#### [Excerpted text]
## start
Outside the U.S., the decision to exempt developing nations from Kyoto’s mandates was generally regarded as an adequate—if imperfect—solution. The point was to get the process started, and to persuade countries like China and India to sign on later. This “two-world” approach had been employed—successfully—in the nineteen-eighties to phase out chlorofluorocarbons, the chemicals responsible for depleting atmospheric ozone. Pieter van Geel, the Dutch environment secretary, who is a member of the Netherlands’ center-right Christian Democratic Party, described the European outlook to me as follows: “We cannot say, ‘Well, we have our wealth, based on the use of fossil fuels for the last three hundred years, and, now that your countries are growing, you may not grow at this rate, because we have a climate-change problem.’ We should show moral leadership by giving the example. That’s the only way we can ask something of these other countries.”
## end
#### [Given data]
## start
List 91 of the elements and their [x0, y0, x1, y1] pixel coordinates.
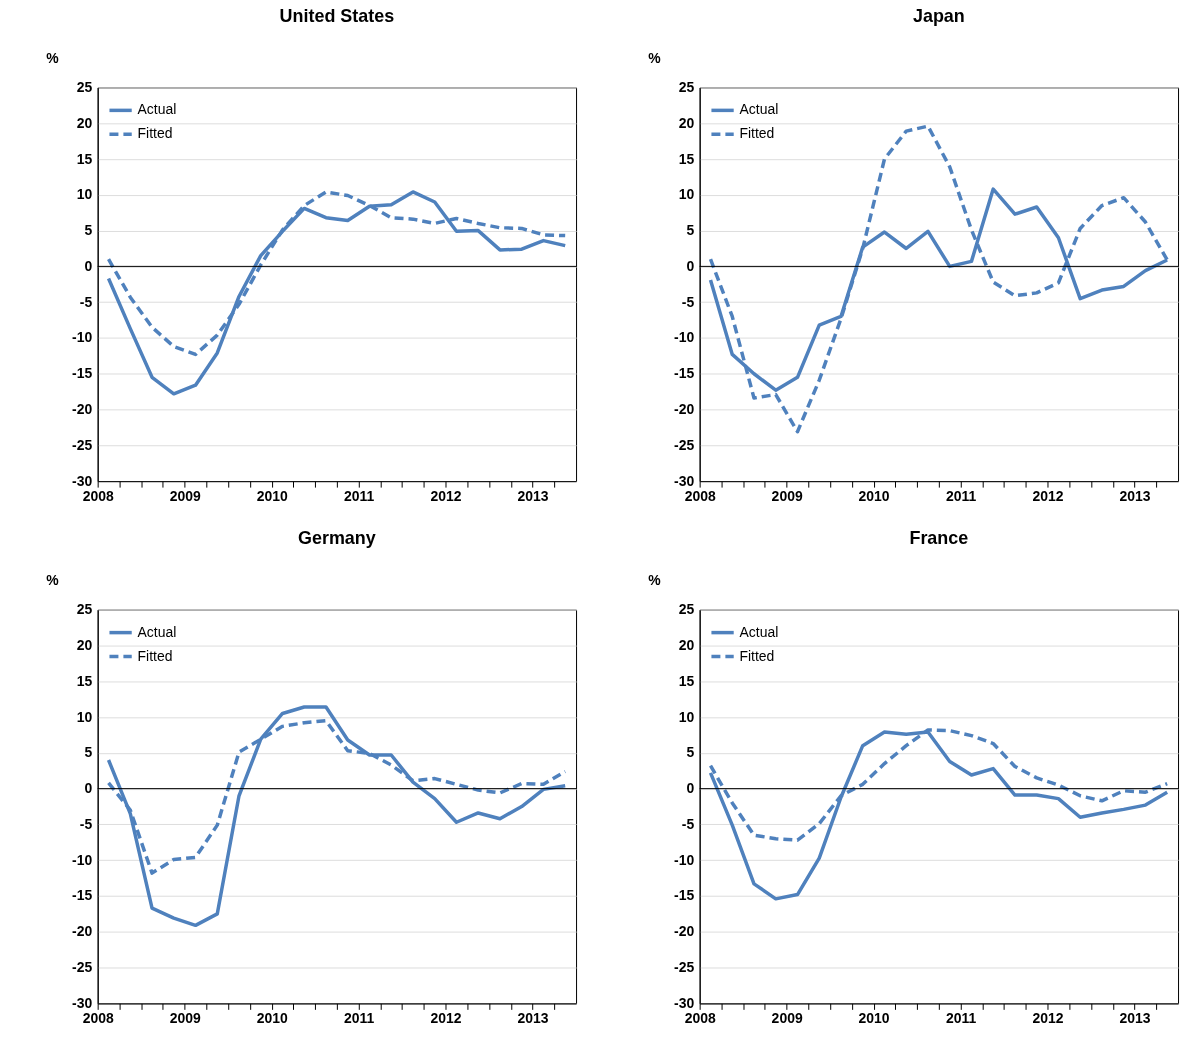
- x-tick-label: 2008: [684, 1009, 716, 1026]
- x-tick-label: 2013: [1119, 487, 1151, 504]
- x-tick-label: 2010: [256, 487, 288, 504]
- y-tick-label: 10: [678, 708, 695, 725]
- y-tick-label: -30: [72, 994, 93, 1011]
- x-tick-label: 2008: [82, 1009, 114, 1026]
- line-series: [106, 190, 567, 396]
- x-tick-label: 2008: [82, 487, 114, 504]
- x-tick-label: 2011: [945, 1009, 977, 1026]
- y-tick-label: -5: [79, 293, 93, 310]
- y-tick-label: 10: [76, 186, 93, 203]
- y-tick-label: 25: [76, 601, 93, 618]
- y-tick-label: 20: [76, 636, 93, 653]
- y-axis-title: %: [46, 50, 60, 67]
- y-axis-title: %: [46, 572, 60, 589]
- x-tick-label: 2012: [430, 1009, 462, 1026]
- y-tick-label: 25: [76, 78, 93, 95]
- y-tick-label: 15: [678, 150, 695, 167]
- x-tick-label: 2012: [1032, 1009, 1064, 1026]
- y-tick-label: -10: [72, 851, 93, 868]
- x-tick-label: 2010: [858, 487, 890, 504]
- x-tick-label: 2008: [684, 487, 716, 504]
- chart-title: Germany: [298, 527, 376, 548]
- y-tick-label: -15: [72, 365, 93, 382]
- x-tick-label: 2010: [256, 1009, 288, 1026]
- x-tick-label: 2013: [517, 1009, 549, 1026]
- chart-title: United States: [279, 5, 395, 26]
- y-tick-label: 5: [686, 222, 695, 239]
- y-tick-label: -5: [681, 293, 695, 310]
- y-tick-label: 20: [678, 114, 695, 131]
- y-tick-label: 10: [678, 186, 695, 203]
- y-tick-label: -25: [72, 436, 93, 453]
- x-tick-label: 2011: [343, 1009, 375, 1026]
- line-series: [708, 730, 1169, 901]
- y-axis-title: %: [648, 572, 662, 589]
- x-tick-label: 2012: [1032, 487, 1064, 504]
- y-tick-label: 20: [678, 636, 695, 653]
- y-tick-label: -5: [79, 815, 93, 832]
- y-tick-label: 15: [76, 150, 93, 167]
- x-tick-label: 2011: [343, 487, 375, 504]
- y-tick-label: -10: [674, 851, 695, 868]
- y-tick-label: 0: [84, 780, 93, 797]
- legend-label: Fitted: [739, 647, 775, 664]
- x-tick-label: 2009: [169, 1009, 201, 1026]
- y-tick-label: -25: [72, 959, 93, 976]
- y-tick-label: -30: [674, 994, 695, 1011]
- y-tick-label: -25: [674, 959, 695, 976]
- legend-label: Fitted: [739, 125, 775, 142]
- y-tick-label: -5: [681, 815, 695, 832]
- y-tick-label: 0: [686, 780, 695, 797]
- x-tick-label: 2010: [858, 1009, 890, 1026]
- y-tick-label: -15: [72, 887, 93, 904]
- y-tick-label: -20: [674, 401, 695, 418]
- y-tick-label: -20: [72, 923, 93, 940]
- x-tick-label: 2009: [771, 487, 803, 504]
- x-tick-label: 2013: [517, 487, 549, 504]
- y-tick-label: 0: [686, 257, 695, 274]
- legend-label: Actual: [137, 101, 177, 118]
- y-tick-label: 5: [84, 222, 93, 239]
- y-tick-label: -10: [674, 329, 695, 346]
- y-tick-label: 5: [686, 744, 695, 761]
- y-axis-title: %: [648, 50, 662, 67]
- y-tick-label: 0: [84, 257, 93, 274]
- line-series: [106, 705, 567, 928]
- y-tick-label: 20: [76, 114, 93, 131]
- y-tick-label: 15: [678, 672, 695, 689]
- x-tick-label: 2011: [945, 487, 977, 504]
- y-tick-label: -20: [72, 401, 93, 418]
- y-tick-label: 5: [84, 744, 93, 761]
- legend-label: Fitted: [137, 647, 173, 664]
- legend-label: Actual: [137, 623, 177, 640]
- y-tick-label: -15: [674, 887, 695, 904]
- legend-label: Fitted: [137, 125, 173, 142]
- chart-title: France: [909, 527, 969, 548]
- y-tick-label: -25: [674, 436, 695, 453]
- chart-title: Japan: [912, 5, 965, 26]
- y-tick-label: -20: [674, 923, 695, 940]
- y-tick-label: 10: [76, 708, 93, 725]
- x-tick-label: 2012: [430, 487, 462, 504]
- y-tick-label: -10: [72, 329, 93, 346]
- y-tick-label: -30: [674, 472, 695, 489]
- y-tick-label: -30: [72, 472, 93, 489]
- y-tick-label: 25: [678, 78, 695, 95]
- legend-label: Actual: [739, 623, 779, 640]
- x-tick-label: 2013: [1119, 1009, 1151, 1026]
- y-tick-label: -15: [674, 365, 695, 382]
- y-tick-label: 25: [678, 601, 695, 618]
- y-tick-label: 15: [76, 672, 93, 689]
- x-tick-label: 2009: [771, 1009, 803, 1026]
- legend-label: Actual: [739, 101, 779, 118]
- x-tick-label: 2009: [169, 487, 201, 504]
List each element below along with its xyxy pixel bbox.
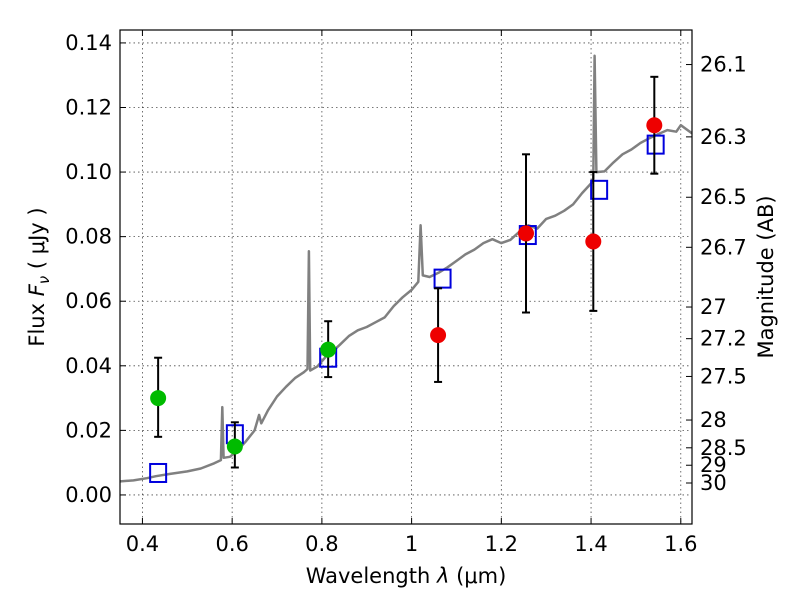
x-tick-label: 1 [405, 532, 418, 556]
## end
#### [Tasks to carry out]
• a. Translate this sentence from the passage on the Kyoto Protocol into Spanish: "The point was to get the process started, and to persuade countries like China and India to sign on later."
• b. Please carry the passage on the Kyoto Protocol forward past its final sentence.
The records come from a separate source.

#### [Answers given]
• a. El objetivo era poner en marcha el proceso y convencer a países como China e India de que se adhirieran más adelante.

• b.
The Kyoto Protocol finally went into effect on February 16th of this year. In many cities, the event was marked by celebration; the city of Bonn hosted a reception in th Rathaus, Oxford University held an “Entry Into Force” banquet, and in Hong Kong there was a Kyoto prayer meeting. As it happened, that day, an exceptionally warm on in Washington, D.C., I went to speak to the Under-Secretary of State for Global Affairs, Paula Dobriansky
Dobriansky is a slight woman with shoulder-length brown hair and a vaguely anxious manner. Among her duties is explaining the Bush Administration’s position on global warming to the rest of the world; in December, for example, she led the U.S. delegation to the tenth Conference of the Parties, which was held in Buenos Aires. Dobriansky began by assuring me that the Administration took the issue of climate change “very seriously.” She went on, “Also let me just add, because in terms of taking it seriously, not only stating to you that we take it seriously, we have engaged many countries in initiatives and efforts, whether they are bilateral initiatives—we have some fourteen bilateral initiatives—and in addition we have put together some multilateral initiatives. So we view this as a serious issue.”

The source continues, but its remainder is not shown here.